_Task to carry out_
Under this task are some entries; return every one of them exactly.

*** Opening of Raw data ***

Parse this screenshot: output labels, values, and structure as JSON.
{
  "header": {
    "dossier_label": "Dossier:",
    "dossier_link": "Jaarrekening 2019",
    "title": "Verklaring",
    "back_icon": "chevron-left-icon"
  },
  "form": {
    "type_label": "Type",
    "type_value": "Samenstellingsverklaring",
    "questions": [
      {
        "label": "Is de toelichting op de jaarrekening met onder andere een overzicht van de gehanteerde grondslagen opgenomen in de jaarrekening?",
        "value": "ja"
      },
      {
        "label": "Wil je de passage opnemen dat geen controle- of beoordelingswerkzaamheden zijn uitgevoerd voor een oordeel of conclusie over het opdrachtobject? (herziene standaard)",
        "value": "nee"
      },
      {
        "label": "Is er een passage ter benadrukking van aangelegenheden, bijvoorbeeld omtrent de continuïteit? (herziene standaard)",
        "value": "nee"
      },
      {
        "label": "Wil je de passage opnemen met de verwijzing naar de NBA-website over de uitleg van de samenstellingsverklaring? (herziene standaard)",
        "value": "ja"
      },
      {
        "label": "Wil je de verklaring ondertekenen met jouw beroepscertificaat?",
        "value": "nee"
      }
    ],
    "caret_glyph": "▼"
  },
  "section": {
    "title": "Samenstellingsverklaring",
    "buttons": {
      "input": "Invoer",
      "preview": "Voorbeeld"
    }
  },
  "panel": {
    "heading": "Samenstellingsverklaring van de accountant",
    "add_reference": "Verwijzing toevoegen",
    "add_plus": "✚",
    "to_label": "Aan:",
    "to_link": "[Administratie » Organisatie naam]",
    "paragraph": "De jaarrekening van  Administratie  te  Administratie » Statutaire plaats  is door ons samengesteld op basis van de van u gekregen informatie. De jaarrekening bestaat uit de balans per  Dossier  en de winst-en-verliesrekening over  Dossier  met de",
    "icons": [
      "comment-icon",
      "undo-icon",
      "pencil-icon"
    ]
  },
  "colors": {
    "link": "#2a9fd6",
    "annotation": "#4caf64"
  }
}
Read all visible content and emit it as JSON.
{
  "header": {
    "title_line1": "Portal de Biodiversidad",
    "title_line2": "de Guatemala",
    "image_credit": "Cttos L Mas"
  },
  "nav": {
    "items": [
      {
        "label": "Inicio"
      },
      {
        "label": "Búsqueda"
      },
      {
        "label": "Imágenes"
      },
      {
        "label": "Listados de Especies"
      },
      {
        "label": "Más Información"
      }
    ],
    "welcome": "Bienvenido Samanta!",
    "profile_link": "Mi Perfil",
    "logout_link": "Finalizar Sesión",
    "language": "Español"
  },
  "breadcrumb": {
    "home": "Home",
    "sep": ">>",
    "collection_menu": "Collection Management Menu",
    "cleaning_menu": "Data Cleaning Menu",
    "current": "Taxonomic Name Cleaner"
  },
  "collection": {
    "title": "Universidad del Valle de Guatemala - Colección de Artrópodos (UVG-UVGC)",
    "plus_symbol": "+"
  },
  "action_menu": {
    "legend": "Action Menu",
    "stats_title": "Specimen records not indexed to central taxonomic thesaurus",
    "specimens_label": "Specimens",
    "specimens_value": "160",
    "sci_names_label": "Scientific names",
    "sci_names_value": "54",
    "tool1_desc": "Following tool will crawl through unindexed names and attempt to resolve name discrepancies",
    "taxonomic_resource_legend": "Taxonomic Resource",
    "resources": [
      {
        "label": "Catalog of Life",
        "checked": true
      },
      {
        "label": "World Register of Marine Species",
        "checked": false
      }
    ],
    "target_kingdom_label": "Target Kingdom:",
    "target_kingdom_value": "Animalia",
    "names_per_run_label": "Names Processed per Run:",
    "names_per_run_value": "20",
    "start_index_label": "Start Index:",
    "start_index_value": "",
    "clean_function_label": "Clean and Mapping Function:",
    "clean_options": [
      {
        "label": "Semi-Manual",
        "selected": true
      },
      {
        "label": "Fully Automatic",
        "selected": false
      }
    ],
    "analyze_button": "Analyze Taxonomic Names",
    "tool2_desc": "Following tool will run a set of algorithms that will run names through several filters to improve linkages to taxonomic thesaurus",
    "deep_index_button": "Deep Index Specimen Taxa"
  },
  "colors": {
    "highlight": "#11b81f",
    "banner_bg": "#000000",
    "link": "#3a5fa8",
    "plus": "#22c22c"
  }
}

*** Close of Raw data ***

_Task output_
Parse this screenshot: output labels, values, and structure as JSON.
{
  "header": {
    "dossier_label": "Dossier:",
    "dossier_link": "Jaarrekening 2019",
    "title": "Verklaring",
    "back_icon": "chevron-left-icon"
  },
  "form": {
    "type_label": "Type",
    "type_value": "Samenstellingsverklaring",
    "questions": [
      {
        "label": "Is de toelichting op de jaarrekening met onder andere een overzicht van de gehanteerde grondslagen opgenomen in de jaarrekening?",
        "value": "ja"
      },
      {
        "label": "Wil je de passage opnemen dat geen controle- of beoordelingswerkzaamheden zijn uitgevoerd voor een oordeel of conclusie over het opdrachtobject? (herziene standaard)",
        "value": "nee"
      },
      {
        "label": "Is er een passage ter benadrukking van aangelegenheden, bijvoorbeeld omtrent de continuïteit? (herziene standaard)",
        "value": "nee"
      },
      {
        "label": "Wil je de passage opnemen met de verwijzing naar de NBA-website over de uitleg van de samenstellingsverklaring? (herziene standaard)",
        "value": "ja"
      },
      {
        "label": "Wil je de verklaring ondertekenen met jouw beroepscertificaat?",
        "value": "nee"
      }
    ],
    "caret_glyph": "▼"
  },
  "section": {
    "title": "Samenstellingsverklaring",
    "buttons": {
      "input": "Invoer",
      "preview": "Voorbeeld"
    }
  },
  "panel": {
    "heading": "Samenstellingsverklaring van de accountant",
    "add_reference": "Verwijzing toevoegen",
    "add_plus": "✚",
    "to_label": "Aan:",
    "to_link": "[Administratie » Organisatie naam]",
    "paragraph": "De jaarrekening van  Administratie  te  Administratie » Statutaire plaats  is door ons samengesteld op basis van de van u gekregen informatie. De jaarrekening bestaat uit de balans per  Dossier  en de winst-en-verliesrekening over  Dossier  met de",
    "icons": [
      "comment-icon",
      "undo-icon",
      "pencil-icon"
    ]
  },
  "colors": {
    "link": "#2a9fd6",
    "annotation": "#4caf64"
  }
}
Read all visible content and emit it as JSON.
{
  "header": {
    "title_line1": "Portal de Biodiversidad",
    "title_line2": "de Guatemala",
    "image_credit": "Cttos L Mas"
  },
  "nav": {
    "items": [
      {
        "label": "Inicio"
      },
      {
        "label": "Búsqueda"
      },
      {
        "label": "Imágenes"
      },
      {
        "label": "Listados de Especies"
      },
      {
        "label": "Más Información"
      }
    ],
    "welcome": "Bienvenido Samanta!",
    "profile_link": "Mi Perfil",
    "logout_link": "Finalizar Sesión",
    "language": "Español"
  },
  "breadcrumb": {
    "home": "Home",
    "sep": ">>",
    "collection_menu": "Collection Management Menu",
    "cleaning_menu": "Data Cleaning Menu",
    "current": "Taxonomic Name Cleaner"
  },
  "collection": {
    "title": "Universidad del Valle de Guatemala - Colección de Artrópodos (UVG-UVGC)",
    "plus_symbol": "+"
  },
  "action_menu": {
    "legend": "Action Menu",
    "stats_title": "Specimen records not indexed to central taxonomic thesaurus",
    "specimens_label": "Specimens",
    "specimens_value": "160",
    "sci_names_label": "Scientific names",
    "sci_names_value": "54",
    "tool1_desc": "Following tool will crawl through unindexed names and attempt to resolve name discrepancies",
    "taxonomic_resource_legend": "Taxonomic Resource",
    "resources": [
      {
        "label": "Catalog of Life",
        "checked": true
      },
      {
        "label": "World Register of Marine Species",
        "checked": false
      }
    ],
    "target_kingdom_label": "Target Kingdom:",
    "target_kingdom_value": "Animalia",
    "names_per_run_label": "Names Processed per Run:",
    "names_per_run_value": "20",
    "start_index_label": "Start Index:",
    "start_index_value": "",
    "clean_function_label": "Clean and Mapping Function:",
    "clean_options": [
      {
        "label": "Semi-Manual",
        "selected": true
      },
      {
        "label": "Fully Automatic",
        "selected": false
      }
    ],
    "analyze_button": "Analyze Taxonomic Names",
    "tool2_desc": "Following tool will run a set of algorithms that will run names through several filters to improve linkages to taxonomic thesaurus",
    "deep_index_button": "Deep Index Specimen Taxa"
  },
  "colors": {
    "highlight": "#11b81f",
    "banner_bg": "#000000",
    "link": "#3a5fa8",
    "plus": "#22c22c"
  }
}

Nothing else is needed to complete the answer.